- _EXERCISE PROMPT_: The records that follow must be repeated verbatim, every one of them.

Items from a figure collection
## BEGIN

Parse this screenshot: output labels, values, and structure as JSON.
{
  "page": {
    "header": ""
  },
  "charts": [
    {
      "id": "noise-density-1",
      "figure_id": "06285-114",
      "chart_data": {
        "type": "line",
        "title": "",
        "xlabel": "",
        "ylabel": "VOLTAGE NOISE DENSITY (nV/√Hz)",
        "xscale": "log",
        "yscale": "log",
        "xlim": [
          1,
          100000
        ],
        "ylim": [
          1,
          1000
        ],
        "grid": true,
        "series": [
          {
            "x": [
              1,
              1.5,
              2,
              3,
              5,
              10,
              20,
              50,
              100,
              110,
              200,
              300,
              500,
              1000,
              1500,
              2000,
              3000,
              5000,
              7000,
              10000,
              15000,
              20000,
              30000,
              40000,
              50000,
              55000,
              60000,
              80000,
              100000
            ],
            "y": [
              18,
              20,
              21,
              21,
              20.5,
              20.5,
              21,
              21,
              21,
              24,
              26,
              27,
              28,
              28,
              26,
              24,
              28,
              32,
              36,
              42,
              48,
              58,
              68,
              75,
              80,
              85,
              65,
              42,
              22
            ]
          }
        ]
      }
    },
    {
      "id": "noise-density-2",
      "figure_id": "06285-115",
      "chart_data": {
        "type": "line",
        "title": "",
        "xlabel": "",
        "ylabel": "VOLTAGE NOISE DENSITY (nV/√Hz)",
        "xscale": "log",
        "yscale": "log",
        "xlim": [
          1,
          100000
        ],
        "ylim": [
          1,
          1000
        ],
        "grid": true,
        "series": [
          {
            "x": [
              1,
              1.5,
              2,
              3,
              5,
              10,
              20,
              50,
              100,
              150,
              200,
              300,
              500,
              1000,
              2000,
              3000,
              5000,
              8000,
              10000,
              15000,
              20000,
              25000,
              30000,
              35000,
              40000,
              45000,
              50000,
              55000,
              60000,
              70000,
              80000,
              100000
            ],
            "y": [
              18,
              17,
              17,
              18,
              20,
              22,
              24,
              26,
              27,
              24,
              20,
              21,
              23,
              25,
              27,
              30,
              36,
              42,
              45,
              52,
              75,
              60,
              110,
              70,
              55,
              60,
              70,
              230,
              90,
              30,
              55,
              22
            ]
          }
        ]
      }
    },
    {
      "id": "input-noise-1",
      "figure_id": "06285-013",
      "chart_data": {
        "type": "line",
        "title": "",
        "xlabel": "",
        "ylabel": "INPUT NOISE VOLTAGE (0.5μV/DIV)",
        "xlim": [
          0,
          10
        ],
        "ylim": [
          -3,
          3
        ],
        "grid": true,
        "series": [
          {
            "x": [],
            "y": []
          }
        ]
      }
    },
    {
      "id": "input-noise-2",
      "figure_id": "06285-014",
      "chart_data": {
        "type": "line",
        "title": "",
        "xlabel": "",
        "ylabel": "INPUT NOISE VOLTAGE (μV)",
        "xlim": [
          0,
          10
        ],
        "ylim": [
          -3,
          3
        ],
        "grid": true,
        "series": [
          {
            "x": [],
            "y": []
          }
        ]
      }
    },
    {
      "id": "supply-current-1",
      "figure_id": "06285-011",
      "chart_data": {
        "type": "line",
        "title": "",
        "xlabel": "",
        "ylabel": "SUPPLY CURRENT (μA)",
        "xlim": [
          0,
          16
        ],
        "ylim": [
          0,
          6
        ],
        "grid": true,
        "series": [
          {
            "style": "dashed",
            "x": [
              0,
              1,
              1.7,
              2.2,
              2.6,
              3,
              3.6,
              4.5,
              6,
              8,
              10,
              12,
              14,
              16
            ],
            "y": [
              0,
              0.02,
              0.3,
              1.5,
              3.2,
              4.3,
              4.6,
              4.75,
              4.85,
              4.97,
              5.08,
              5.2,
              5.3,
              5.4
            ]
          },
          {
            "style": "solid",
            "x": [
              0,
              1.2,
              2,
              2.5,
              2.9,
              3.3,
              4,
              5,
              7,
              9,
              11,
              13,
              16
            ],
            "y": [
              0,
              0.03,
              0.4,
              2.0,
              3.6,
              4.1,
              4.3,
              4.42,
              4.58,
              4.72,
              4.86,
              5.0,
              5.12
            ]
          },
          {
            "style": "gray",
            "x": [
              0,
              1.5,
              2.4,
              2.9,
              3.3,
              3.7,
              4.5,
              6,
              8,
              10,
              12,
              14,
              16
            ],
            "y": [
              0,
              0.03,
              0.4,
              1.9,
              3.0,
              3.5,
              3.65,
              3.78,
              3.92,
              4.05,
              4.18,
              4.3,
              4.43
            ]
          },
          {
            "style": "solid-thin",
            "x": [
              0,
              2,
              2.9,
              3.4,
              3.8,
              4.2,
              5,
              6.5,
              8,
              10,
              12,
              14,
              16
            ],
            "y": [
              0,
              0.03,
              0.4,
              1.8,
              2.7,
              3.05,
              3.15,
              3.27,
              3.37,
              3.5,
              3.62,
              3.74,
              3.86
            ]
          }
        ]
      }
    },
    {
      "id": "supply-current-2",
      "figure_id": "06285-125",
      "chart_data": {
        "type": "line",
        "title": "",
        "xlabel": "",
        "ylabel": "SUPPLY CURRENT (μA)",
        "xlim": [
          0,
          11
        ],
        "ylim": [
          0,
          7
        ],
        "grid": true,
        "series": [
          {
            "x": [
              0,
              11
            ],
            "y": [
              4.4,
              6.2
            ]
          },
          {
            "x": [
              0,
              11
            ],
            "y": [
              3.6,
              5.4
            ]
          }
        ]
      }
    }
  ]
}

## END

- _WRITTEN ANSWER_:
Parse this screenshot: output labels, values, and structure as JSON.
{
  "page": {
    "header": ""
  },
  "charts": [
    {
      "id": "noise-density-1",
      "figure_id": "06285-114",
      "chart_data": {
        "type": "line",
        "title": "",
        "xlabel": "",
        "ylabel": "VOLTAGE NOISE DENSITY (nV/√Hz)",
        "xscale": "log",
        "yscale": "log",
        "xlim": [
          1,
          100000
        ],
        "ylim": [
          1,
          1000
        ],
        "grid": true,
        "series": [
          {
            "x": [
              1,
              1.5,
              2,
              3,
              5,
              10,
              20,
              50,
              100,
              110,
              200,
              300,
              500,
              1000,
              1500,
              2000,
              3000,
              5000,
              7000,
              10000,
              15000,
              20000,
              30000,
              40000,
              50000,
              55000,
              60000,
              80000,
              100000
            ],
            "y": [
              18,
              20,
              21,
              21,
              20.5,
              20.5,
              21,
              21,
              21,
              24,
              26,
              27,
              28,
              28,
              26,
              24,
              28,
              32,
              36,
              42,
              48,
              58,
              68,
              75,
              80,
              85,
              65,
              42,
              22
            ]
          }
        ]
      }
    },
    {
      "id": "noise-density-2",
      "figure_id": "06285-115",
      "chart_data": {
        "type": "line",
        "title": "",
        "xlabel": "",
        "ylabel": "VOLTAGE NOISE DENSITY (nV/√Hz)",
        "xscale": "log",
        "yscale": "log",
        "xlim": [
          1,
          100000
        ],
        "ylim": [
          1,
          1000
        ],
        "grid": true,
        "series": [
          {
            "x": [
              1,
              1.5,
              2,
              3,
              5,
              10,
              20,
              50,
              100,
              150,
              200,
              300,
              500,
              1000,
              2000,
              3000,
              5000,
              8000,
              10000,
              15000,
              20000,
              25000,
              30000,
              35000,
              40000,
              45000,
              50000,
              55000,
              60000,
              70000,
              80000,
              100000
            ],
            "y": [
              18,
              17,
              17,
              18,
              20,
              22,
              24,
              26,
              27,
              24,
              20,
              21,
              23,
              25,
              27,
              30,
              36,
              42,
              45,
              52,
              75,
              60,
              110,
              70,
              55,
              60,
              70,
              230,
              90,
              30,
              55,
              22
            ]
          }
        ]
      }
    },
    {
      "id": "input-noise-1",
      "figure_id": "06285-013",
      "chart_data": {
        "type": "line",
        "title": "",
        "xlabel": "",
        "ylabel": "INPUT NOISE VOLTAGE (0.5μV/DIV)",
        "xlim": [
          0,
          10
        ],
        "ylim": [
          -3,
          3
        ],
        "grid": true,
        "series": [
          {
            "x": [],
            "y": []
          }
        ]
      }
    },
    {
      "id": "input-noise-2",
      "figure_id": "06285-014",
      "chart_data": {
        "type": "line",
        "title": "",
        "xlabel": "",
        "ylabel": "INPUT NOISE VOLTAGE (μV)",
        "xlim": [
          0,
          10
        ],
        "ylim": [
          -3,
          3
        ],
        "grid": true,
        "series": [
          {
            "x": [],
            "y": []
          }
        ]
      }
    },
    {
      "id": "supply-current-1",
      "figure_id": "06285-011",
      "chart_data": {
        "type": "line",
        "title": "",
        "xlabel": "",
        "ylabel": "SUPPLY CURRENT (μA)",
        "xlim": [
          0,
          16
        ],
        "ylim": [
          0,
          6
        ],
        "grid": true,
        "series": [
          {
            "style": "dashed",
            "x": [
              0,
              1,
              1.7,
              2.2,
              2.6,
              3,
              3.6,
              4.5,
              6,
              8,
              10,
              12,
              14,
              16
            ],
            "y": [
              0,
              0.02,
              0.3,
              1.5,
              3.2,
              4.3,
              4.6,
              4.75,
              4.85,
              4.97,
              5.08,
              5.2,
              5.3,
              5.4
            ]
          },
          {
            "style": "solid",
            "x": [
              0,
              1.2,
              2,
              2.5,
              2.9,
              3.3,
              4,
              5,
              7,
              9,
              11,
              13,
              16
            ],
            "y": [
              0,
              0.03,
              0.4,
              2.0,
              3.6,
              4.1,
              4.3,
              4.42,
              4.58,
              4.72,
              4.86,
              5.0,
              5.12
            ]
          },
          {
            "style": "gray",
            "x": [
              0,
              1.5,
              2.4,
              2.9,
              3.3,
              3.7,
              4.5,
              6,
              8,
              10,
              12,
              14,
              16
            ],
            "y": [
              0,
              0.03,
              0.4,
              1.9,
              3.0,
              3.5,
              3.65,
              3.78,
              3.92,
              4.05,
              4.18,
              4.3,
              4.43
            ]
          },
          {
            "style": "solid-thin",
            "x": [
              0,
              2,
              2.9,
              3.4,
              3.8,
              4.2,
              5,
              6.5,
              8,
              10,
              12,
              14,
              16
            ],
            "y": [
              0,
              0.03,
              0.4,
              1.8,
              2.7,
              3.05,
              3.15,
              3.27,
              3.37,
              3.5,
              3.62,
              3.74,
              3.86
            ]
          }
        ]
      }
    },
    {
      "id": "supply-current-2",
      "figure_id": "06285-125",
      "chart_data": {
        "type": "line",
        "title": "",
        "xlabel": "",
        "ylabel": "SUPPLY CURRENT (μA)",
        "xlim": [
          0,
          11
        ],
        "ylim": [
          0,
          7
        ],
        "grid": true,
        "series": [
          {
            "x": [
              0,
              11
            ],
            "y": [
              4.4,
              6.2
            ]
          },
          {
            "x": [
              0,
              11
            ],
            "y": [
              3.6,
              5.4
            ]
          }
        ]
      }
    }
  ]
}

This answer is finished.